◆ Directions for this task
Using the listing below, report all lines holding the word "alan".

◆ Data records
========================
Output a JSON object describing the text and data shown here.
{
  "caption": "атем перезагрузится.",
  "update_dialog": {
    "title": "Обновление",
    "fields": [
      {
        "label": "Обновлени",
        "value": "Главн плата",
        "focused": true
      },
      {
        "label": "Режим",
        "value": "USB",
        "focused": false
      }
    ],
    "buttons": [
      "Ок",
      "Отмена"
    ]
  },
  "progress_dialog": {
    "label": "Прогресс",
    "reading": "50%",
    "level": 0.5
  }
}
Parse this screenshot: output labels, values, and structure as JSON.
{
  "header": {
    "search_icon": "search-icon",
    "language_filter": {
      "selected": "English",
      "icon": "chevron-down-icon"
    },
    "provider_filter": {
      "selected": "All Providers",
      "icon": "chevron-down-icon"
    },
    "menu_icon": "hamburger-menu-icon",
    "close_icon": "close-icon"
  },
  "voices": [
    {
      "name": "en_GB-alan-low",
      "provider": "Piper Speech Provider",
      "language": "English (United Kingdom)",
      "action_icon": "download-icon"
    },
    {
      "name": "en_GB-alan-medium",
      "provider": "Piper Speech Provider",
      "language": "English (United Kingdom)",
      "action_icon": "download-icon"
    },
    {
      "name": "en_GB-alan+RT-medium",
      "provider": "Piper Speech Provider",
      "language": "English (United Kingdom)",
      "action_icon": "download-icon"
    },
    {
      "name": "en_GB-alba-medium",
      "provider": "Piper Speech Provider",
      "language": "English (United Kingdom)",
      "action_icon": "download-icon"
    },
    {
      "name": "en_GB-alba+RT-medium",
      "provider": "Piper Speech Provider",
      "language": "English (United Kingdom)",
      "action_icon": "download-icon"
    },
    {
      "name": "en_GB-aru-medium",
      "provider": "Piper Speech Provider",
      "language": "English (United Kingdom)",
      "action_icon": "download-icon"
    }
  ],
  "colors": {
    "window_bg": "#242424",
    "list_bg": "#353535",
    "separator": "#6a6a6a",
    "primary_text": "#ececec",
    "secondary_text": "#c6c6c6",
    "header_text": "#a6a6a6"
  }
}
========================
◆ Response to the task
      "name": "en_GB-alan-low",
      "name": "en_GB-alan-medium",
      "name": "en_GB-alan+RT-medium",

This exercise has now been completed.